=== EXCERPTED PASSAGE ===

In fact GCC will virtually always produce optimal code for multiplication by a constant. Targetting AVR, for example (which doesn't always have hardware multiply), GCC produces more compact code if you use '*' than if you use '<<'. Similarly, any attempt I made to multiply by non-round constants using bitshifting and addition led to less compact code.
The one case so far where I've seen better results using tricks like reciprocal multiplication and shifts was when there was no way for gcc to know it could throw away almost half of the bits due to input range limits. It would be kind of nice to have, say, a 19-bit integer type.
Regardless of the compiler, let's say (x << 3) is slightly more efficient than (x * 8), I don't see it make such difference since my job will probably be writing code for webapp sort of things. For the things I do I actually believe readability advantage of (x * 8) overcomes the efficiency disadvantage (which doesn't even exist with modern compiler).
Some interviewers (not just the "homework") raise their bar by not allowing you to make any tiny mistake. And I just don't get it. If someone is good enough to write something like a lite version of Hacker New website in hours, I'm not going to turn him/her down because of such mistake.
And the person who could potentially write the "most perfect" code with all of the conditions applied is often not within that company's price range.

Document layout detection data:
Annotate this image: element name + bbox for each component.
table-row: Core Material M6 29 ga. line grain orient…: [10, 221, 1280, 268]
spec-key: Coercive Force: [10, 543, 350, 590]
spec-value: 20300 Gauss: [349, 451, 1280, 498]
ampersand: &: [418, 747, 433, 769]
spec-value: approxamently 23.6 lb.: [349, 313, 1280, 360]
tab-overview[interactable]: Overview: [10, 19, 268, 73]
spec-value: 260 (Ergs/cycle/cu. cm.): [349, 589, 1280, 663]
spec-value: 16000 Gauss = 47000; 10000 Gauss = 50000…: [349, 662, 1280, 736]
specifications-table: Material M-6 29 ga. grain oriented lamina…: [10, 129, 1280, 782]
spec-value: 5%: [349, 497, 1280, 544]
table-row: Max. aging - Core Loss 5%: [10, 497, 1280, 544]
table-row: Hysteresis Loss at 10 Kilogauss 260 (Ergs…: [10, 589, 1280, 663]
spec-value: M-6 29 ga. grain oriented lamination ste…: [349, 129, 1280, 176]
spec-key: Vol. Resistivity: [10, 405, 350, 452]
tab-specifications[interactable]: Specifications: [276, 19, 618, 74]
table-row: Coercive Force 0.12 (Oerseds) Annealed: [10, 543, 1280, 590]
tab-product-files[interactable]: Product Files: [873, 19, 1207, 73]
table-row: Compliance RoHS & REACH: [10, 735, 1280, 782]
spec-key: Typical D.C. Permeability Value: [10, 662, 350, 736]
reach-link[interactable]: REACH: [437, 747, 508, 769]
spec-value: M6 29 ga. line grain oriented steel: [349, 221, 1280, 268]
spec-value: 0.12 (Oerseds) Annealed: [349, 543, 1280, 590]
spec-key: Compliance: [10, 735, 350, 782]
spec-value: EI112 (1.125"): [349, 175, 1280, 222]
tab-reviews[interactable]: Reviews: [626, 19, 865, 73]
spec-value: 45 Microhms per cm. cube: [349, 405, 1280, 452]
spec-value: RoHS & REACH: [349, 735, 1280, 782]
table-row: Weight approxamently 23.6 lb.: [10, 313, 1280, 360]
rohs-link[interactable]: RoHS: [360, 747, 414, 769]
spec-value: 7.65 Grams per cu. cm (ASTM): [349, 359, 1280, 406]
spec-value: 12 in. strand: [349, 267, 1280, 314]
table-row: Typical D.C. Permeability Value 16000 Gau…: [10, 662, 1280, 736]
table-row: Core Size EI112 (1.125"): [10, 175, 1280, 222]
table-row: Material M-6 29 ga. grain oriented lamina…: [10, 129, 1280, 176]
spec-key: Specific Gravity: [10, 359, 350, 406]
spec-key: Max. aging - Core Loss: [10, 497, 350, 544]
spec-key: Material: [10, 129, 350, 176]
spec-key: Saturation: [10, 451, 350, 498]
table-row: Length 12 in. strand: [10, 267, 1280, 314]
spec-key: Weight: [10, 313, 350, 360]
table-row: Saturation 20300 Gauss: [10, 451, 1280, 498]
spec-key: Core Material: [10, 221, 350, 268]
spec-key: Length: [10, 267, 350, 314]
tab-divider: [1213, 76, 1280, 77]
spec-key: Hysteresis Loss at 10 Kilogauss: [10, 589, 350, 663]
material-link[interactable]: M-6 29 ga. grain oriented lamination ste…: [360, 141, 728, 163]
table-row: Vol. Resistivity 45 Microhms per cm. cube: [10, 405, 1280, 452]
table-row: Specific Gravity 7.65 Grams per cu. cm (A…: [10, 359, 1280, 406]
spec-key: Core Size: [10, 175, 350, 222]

=== BRIEF 1 ===
Decide whether each statement agrees with the GCC discussion, answering yes or no and quoting the words of the text that settle it.
(a) When targeting AVR, GCC makes more compact code from '*' than from '<<'.
(b) Multiplying by non-round constants with bitshifting and addition gave more compact code.
(c) The writer on interviews would turn down a candidate over a tiny mistake.
=== BRIEF 2 ===
In the GCC discussion, what integer type does one writer say would be nice to have?
=== BRIEF 3 ===
Please carry on the GCC discussion from its last sentence.

=== WRITTEN REPLY 1 ===
(a) Yes: "GCC produces more compact code if you use '*' than if you use '<<'."
(b) No: "any attempt I made to multiply by non-round constants using bitshifting and addition led to less compact code."
(c) No: "I'm not going to turn him/her down because of such mistake."

=== WRITTEN REPLY 2 ===
A 19-bit integer type.

=== WRITTEN REPLY 3 ===
I did interviews at a company for about 2 years and there was constant pressure from management to do trivial crap like that, it finally came to a head and I invited management and one of the "rockstars" to do a mock interview.
When it was evident that the person they thought of as a "rockstar" could not solve these tests(without prior knowledge of the problems), they immediately discounted them as a worthless and stopped bugging me (about that, of course not about everything else).
What the hell. A developer who writes x << 3 instead of x * 8 when writing code that is logically doing multiplication is not a good developer. Written code is designed for human readability; the human should not be having to convert that mentally to its math equivalent to understand what operations are taking place. In nearly every possible case, this is at best a micro-optimization. At worst, a symptom of someone who writes unnecessarily obfuscated code to show off their knowledge in a manner that only hurts the maintainability of code by a team.
If I found bit shifting in an interview code sample as a replacement for basic multiplication, I would ask the developer why they chose to do it that way. They'll either a) calmly explain that their computer science classes taught it that way or it's a habit they've adopted after writing code for embedded systems or similar where the optimization actually made a difference, or b) their ego will make an appearance with a "because I'm so senior" attitude. The latter is not a good sign.